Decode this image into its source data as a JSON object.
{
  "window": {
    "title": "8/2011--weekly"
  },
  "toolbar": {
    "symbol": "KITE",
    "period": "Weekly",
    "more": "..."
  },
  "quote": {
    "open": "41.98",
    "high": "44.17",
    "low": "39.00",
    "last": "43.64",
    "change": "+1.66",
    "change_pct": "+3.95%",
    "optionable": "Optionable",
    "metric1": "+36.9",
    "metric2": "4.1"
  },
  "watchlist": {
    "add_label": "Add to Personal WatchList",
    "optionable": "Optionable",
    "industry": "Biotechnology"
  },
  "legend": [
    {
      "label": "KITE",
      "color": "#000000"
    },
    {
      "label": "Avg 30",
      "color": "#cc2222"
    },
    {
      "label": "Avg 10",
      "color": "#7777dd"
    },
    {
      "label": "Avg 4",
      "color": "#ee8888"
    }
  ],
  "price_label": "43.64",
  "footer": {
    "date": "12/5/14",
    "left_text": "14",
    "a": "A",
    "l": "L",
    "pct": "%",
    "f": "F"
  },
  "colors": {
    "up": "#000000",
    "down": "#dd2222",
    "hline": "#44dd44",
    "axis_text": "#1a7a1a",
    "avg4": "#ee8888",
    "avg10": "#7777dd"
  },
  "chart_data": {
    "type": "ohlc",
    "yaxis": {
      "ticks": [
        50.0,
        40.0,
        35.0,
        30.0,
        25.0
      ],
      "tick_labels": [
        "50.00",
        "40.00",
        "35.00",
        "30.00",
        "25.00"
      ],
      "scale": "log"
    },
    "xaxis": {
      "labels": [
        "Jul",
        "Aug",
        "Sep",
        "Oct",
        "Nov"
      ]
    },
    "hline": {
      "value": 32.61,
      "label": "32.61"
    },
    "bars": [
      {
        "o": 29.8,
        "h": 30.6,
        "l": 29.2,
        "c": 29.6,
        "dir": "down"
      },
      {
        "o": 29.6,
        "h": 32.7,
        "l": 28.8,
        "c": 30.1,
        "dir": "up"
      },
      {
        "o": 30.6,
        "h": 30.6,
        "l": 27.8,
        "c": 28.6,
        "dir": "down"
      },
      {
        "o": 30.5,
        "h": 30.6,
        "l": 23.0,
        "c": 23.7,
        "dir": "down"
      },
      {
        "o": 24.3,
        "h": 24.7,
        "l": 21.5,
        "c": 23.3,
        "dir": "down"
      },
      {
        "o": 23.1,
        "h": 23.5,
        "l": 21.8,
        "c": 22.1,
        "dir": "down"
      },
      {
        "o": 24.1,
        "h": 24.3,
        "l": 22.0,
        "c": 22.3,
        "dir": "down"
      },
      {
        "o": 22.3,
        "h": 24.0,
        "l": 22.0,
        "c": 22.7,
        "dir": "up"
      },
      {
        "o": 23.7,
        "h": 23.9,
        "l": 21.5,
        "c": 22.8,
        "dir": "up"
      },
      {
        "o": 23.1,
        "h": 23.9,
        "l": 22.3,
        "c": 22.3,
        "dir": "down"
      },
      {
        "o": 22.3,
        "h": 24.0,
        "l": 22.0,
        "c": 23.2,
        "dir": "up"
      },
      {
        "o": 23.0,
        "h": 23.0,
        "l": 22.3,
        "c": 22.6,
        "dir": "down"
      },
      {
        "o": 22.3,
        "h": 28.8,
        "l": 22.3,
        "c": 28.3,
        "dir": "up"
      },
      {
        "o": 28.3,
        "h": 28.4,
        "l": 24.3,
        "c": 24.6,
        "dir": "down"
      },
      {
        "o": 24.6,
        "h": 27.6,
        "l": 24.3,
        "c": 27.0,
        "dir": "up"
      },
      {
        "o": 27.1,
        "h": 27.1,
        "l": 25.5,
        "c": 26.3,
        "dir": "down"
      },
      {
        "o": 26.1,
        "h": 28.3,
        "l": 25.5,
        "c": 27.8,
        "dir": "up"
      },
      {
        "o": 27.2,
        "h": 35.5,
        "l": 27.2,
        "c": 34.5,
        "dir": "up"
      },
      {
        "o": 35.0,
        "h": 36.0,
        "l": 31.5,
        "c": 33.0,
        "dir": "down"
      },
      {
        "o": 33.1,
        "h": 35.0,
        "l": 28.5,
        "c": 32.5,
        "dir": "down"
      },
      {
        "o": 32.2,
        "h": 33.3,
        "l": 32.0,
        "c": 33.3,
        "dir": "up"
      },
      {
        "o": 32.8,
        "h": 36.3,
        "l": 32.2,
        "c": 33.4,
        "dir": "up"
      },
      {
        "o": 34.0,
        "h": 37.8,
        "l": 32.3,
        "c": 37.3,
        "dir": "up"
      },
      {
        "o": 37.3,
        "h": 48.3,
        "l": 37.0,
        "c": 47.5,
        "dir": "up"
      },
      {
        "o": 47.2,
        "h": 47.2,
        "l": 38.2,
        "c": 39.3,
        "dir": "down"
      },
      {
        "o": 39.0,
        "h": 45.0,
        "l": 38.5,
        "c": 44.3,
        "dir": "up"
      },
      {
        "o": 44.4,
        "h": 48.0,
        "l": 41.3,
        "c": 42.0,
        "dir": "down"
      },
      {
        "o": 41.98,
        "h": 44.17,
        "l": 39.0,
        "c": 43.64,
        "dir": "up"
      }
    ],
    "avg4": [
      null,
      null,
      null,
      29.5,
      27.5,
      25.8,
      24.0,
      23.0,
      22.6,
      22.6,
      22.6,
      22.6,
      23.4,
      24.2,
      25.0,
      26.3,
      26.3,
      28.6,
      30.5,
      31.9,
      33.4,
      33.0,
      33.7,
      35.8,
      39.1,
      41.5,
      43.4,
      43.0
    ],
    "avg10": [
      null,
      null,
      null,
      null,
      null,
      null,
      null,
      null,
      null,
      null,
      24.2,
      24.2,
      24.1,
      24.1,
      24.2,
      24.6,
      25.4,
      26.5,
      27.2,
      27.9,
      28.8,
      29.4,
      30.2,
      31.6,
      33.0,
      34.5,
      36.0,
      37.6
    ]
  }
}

Short exercise |
Copy the data above exactly. Every line must be included.

In response |
Decode this image into its source data as a JSON object.
{
  "window": {
    "title": "8/2011--weekly"
  },
  "toolbar": {
    "symbol": "KITE",
    "period": "Weekly",
    "more": "..."
  },
  "quote": {
    "open": "41.98",
    "high": "44.17",
    "low": "39.00",
    "last": "43.64",
    "change": "+1.66",
    "change_pct": "+3.95%",
    "optionable": "Optionable",
    "metric1": "+36.9",
    "metric2": "4.1"
  },
  "watchlist": {
    "add_label": "Add to Personal WatchList",
    "optionable": "Optionable",
    "industry": "Biotechnology"
  },
  "legend": [
    {
      "label": "KITE",
      "color": "#000000"
    },
    {
      "label": "Avg 30",
      "color": "#cc2222"
    },
    {
      "label": "Avg 10",
      "color": "#7777dd"
    },
    {
      "label": "Avg 4",
      "color": "#ee8888"
    }
  ],
  "price_label": "43.64",
  "footer": {
    "date": "12/5/14",
    "left_text": "14",
    "a": "A",
    "l": "L",
    "pct": "%",
    "f": "F"
  },
  "colors": {
    "up": "#000000",
    "down": "#dd2222",
    "hline": "#44dd44",
    "axis_text": "#1a7a1a",
    "avg4": "#ee8888",
    "avg10": "#7777dd"
  },
  "chart_data": {
    "type": "ohlc",
    "yaxis": {
      "ticks": [
        50.0,
        40.0,
        35.0,
        30.0,
        25.0
      ],
      "tick_labels": [
        "50.00",
        "40.00",
        "35.00",
        "30.00",
        "25.00"
      ],
      "scale": "log"
    },
    "xaxis": {
      "labels": [
        "Jul",
        "Aug",
        "Sep",
        "Oct",
        "Nov"
      ]
    },
    "hline": {
      "value": 32.61,
      "label": "32.61"
    },
    "bars": [
      {
        "o": 29.8,
        "h": 30.6,
        "l": 29.2,
        "c": 29.6,
        "dir": "down"
      },
      {
        "o": 29.6,
        "h": 32.7,
        "l": 28.8,
        "c": 30.1,
        "dir": "up"
      },
      {
        "o": 30.6,
        "h": 30.6,
        "l": 27.8,
        "c": 28.6,
        "dir": "down"
      },
      {
        "o": 30.5,
        "h": 30.6,
        "l": 23.0,
        "c": 23.7,
        "dir": "down"
      },
      {
        "o": 24.3,
        "h": 24.7,
        "l": 21.5,
        "c": 23.3,
        "dir": "down"
      },
      {
        "o": 23.1,
        "h": 23.5,
        "l": 21.8,
        "c": 22.1,
        "dir": "down"
      },
      {
        "o": 24.1,
        "h": 24.3,
        "l": 22.0,
        "c": 22.3,
        "dir": "down"
      },
      {
        "o": 22.3,
        "h": 24.0,
        "l": 22.0,
        "c": 22.7,
        "dir": "up"
      },
      {
        "o": 23.7,
        "h": 23.9,
        "l": 21.5,
        "c": 22.8,
        "dir": "up"
      },
      {
        "o": 23.1,
        "h": 23.9,
        "l": 22.3,
        "c": 22.3,
        "dir": "down"
      },
      {
        "o": 22.3,
        "h": 24.0,
        "l": 22.0,
        "c": 23.2,
        "dir": "up"
      },
      {
        "o": 23.0,
        "h": 23.0,
        "l": 22.3,
        "c": 22.6,
        "dir": "down"
      },
      {
        "o": 22.3,
        "h": 28.8,
        "l": 22.3,
        "c": 28.3,
        "dir": "up"
      },
      {
        "o": 28.3,
        "h": 28.4,
        "l": 24.3,
        "c": 24.6,
        "dir": "down"
      },
      {
        "o": 24.6,
        "h": 27.6,
        "l": 24.3,
        "c": 27.0,
        "dir": "up"
      },
      {
        "o": 27.1,
        "h": 27.1,
        "l": 25.5,
        "c": 26.3,
        "dir": "down"
      },
      {
        "o": 26.1,
        "h": 28.3,
        "l": 25.5,
        "c": 27.8,
        "dir": "up"
      },
      {
        "o": 27.2,
        "h": 35.5,
        "l": 27.2,
        "c": 34.5,
        "dir": "up"
      },
      {
        "o": 35.0,
        "h": 36.0,
        "l": 31.5,
        "c": 33.0,
        "dir": "down"
      },
      {
        "o": 33.1,
        "h": 35.0,
        "l": 28.5,
        "c": 32.5,
        "dir": "down"
      },
      {
        "o": 32.2,
        "h": 33.3,
        "l": 32.0,
        "c": 33.3,
        "dir": "up"
      },
      {
        "o": 32.8,
        "h": 36.3,
        "l": 32.2,
        "c": 33.4,
        "dir": "up"
      },
      {
        "o": 34.0,
        "h": 37.8,
        "l": 32.3,
        "c": 37.3,
        "dir": "up"
      },
      {
        "o": 37.3,
        "h": 48.3,
        "l": 37.0,
        "c": 47.5,
        "dir": "up"
      },
      {
        "o": 47.2,
        "h": 47.2,
        "l": 38.2,
        "c": 39.3,
        "dir": "down"
      },
      {
        "o": 39.0,
        "h": 45.0,
        "l": 38.5,
        "c": 44.3,
        "dir": "up"
      },
      {
        "o": 44.4,
        "h": 48.0,
        "l": 41.3,
        "c": 42.0,
        "dir": "down"
      },
      {
        "o": 41.98,
        "h": 44.17,
        "l": 39.0,
        "c": 43.64,
        "dir": "up"
      }
    ],
    "avg4": [
      null,
      null,
      null,
      29.5,
      27.5,
      25.8,
      24.0,
      23.0,
      22.6,
      22.6,
      22.6,
      22.6,
      23.4,
      24.2,
      25.0,
      26.3,
      26.3,
      28.6,
      30.5,
      31.9,
      33.4,
      33.0,
      33.7,
      35.8,
      39.1,
      41.5,
      43.4,
      43.0
    ],
    "avg10": [
      null,
      null,
      null,
      null,
      null,
      null,
      null,
      null,
      null,
      null,
      24.2,
      24.2,
      24.1,
      24.1,
      24.2,
      24.6,
      25.4,
      26.5,
      27.2,
      27.9,
      28.8,
      29.4,
      30.2,
      31.6,
      33.0,
      34.5,
      36.0,
      37.6
    ]
  }
}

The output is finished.